#### Requirements
Extract the lines starting at the first line of the rows and ending at the line that contains "add-route-button[interactable]: + Add", with that line included. Reproduce them verbatim.

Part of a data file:
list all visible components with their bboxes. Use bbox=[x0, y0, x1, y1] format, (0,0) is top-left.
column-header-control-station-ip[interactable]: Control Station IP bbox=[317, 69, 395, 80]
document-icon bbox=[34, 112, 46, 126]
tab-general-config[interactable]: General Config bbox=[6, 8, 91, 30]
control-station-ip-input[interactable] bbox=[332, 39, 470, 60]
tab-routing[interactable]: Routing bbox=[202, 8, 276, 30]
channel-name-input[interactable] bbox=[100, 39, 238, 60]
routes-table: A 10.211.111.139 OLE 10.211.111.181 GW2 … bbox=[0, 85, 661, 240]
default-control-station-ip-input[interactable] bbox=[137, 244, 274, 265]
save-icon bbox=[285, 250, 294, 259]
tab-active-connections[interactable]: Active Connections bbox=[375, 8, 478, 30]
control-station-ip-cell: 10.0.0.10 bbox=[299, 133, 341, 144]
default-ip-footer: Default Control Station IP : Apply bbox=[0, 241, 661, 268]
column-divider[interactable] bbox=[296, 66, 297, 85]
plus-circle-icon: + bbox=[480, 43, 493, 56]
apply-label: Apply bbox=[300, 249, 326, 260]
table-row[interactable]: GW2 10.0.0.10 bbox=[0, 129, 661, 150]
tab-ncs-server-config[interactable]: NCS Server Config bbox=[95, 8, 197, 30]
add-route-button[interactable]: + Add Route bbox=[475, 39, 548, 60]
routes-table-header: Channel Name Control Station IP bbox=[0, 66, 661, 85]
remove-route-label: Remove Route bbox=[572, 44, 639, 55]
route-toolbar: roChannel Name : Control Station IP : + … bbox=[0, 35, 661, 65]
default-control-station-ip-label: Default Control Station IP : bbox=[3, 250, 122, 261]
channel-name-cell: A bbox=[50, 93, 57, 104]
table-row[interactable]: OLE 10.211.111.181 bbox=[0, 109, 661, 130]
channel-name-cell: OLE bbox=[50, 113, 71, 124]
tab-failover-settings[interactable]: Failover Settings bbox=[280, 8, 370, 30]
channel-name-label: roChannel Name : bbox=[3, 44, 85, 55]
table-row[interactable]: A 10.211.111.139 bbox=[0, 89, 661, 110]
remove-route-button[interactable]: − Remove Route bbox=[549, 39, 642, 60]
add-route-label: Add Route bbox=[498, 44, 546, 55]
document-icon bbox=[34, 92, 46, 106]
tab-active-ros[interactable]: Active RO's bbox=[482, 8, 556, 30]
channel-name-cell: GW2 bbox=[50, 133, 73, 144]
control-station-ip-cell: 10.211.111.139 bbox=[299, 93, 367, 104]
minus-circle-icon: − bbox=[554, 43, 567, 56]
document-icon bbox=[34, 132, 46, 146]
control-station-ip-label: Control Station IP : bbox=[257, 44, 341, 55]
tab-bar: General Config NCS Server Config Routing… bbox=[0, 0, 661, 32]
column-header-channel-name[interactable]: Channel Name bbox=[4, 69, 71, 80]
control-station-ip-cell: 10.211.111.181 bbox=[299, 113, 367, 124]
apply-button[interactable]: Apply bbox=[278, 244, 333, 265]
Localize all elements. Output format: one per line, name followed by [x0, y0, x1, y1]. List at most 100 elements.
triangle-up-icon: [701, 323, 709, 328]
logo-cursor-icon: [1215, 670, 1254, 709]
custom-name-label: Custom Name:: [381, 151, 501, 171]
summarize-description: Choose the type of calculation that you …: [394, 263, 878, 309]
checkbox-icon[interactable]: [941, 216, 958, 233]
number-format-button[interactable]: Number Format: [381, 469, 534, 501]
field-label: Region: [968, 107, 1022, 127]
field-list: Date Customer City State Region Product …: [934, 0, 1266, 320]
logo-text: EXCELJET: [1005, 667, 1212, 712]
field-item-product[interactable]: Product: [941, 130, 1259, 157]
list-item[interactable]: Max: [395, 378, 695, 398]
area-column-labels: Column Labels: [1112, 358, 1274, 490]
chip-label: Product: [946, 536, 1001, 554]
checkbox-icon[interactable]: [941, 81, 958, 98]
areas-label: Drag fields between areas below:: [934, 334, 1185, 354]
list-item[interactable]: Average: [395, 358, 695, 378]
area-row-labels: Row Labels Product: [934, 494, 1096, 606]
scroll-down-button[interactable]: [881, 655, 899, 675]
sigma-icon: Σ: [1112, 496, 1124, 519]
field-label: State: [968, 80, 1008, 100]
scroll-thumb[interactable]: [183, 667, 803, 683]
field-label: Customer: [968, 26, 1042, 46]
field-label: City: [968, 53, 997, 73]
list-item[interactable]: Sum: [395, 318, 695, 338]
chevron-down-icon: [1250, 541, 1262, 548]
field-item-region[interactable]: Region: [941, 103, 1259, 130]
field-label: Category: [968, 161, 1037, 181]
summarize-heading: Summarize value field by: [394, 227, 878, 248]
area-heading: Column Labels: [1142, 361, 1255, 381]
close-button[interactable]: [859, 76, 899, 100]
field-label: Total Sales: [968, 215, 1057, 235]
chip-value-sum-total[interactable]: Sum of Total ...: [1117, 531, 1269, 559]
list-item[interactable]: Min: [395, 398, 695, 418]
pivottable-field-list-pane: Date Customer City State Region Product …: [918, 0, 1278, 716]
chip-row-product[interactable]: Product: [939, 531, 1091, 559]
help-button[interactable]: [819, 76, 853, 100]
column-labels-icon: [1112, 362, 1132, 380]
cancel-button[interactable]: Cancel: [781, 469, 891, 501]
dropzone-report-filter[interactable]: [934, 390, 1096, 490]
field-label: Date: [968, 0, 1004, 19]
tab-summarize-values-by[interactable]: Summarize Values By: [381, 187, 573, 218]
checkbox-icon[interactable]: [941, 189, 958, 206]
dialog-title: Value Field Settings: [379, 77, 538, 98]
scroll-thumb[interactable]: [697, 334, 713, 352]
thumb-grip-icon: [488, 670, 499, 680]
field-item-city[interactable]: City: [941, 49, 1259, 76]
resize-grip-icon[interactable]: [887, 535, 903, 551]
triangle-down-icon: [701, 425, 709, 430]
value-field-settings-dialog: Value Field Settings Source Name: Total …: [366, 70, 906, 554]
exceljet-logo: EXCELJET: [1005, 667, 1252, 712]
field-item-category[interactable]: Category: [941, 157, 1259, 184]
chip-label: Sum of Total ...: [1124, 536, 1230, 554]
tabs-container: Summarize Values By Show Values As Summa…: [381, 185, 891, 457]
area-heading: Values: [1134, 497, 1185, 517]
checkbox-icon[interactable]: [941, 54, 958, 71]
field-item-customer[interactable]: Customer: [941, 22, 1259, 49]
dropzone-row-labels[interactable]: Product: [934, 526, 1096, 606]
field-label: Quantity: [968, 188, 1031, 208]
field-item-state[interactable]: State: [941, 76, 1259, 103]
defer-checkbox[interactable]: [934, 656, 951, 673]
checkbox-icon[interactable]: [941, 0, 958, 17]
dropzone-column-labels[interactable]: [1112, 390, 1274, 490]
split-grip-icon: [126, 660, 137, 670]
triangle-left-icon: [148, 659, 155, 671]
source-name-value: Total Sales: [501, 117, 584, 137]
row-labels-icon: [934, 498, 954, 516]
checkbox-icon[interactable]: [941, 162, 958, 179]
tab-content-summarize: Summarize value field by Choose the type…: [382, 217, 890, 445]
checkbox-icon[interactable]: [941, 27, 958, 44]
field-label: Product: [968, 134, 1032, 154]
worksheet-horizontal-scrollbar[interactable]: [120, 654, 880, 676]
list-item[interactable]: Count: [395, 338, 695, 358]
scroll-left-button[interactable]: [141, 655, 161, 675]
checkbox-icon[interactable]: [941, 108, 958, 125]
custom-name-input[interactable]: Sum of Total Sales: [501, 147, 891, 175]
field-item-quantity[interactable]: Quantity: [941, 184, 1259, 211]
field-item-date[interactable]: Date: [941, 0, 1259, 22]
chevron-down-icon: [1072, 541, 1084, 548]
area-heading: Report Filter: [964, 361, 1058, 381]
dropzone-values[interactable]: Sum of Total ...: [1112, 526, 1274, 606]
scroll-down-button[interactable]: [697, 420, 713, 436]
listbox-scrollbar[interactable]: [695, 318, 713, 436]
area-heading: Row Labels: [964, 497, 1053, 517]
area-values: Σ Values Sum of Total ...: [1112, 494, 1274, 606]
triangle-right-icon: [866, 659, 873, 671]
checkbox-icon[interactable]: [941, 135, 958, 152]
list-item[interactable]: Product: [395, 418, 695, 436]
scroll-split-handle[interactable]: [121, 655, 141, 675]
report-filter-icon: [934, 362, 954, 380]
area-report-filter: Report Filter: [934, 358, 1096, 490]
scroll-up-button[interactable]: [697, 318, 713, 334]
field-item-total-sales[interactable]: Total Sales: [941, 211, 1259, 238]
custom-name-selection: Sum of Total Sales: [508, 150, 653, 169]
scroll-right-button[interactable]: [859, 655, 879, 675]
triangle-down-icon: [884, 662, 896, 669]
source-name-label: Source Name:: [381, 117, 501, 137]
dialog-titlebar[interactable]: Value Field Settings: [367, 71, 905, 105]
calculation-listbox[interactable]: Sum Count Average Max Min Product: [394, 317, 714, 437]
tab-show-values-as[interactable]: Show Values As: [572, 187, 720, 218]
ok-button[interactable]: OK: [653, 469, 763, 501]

#### Correct result
list all visible components with their bboxes. Use bbox=[x0, y0, x1, y1] format, (0,0) is top-left.
column-header-control-station-ip[interactable]: Control Station IP bbox=[317, 69, 395, 80]
document-icon bbox=[34, 112, 46, 126]
tab-general-config[interactable]: General Config bbox=[6, 8, 91, 30]
control-station-ip-input[interactable] bbox=[332, 39, 470, 60]
tab-routing[interactable]: Routing bbox=[202, 8, 276, 30]
channel-name-input[interactable] bbox=[100, 39, 238, 60]
routes-table: A 10.211.111.139 OLE 10.211.111.181 GW2 … bbox=[0, 85, 661, 240]
default-control-station-ip-input[interactable] bbox=[137, 244, 274, 265]
save-icon bbox=[285, 250, 294, 259]
tab-active-connections[interactable]: Active Connections bbox=[375, 8, 478, 30]
control-station-ip-cell: 10.0.0.10 bbox=[299, 133, 341, 144]
default-ip-footer: Default Control Station IP : Apply bbox=[0, 241, 661, 268]
column-divider[interactable] bbox=[296, 66, 297, 85]
plus-circle-icon: + bbox=[480, 43, 493, 56]
apply-label: Apply bbox=[300, 249, 326, 260]
table-row[interactable]: GW2 10.0.0.10 bbox=[0, 129, 661, 150]
tab-ncs-server-config[interactable]: NCS Server Config bbox=[95, 8, 197, 30]
add-route-button[interactable]: + Add Route bbox=[475, 39, 548, 60]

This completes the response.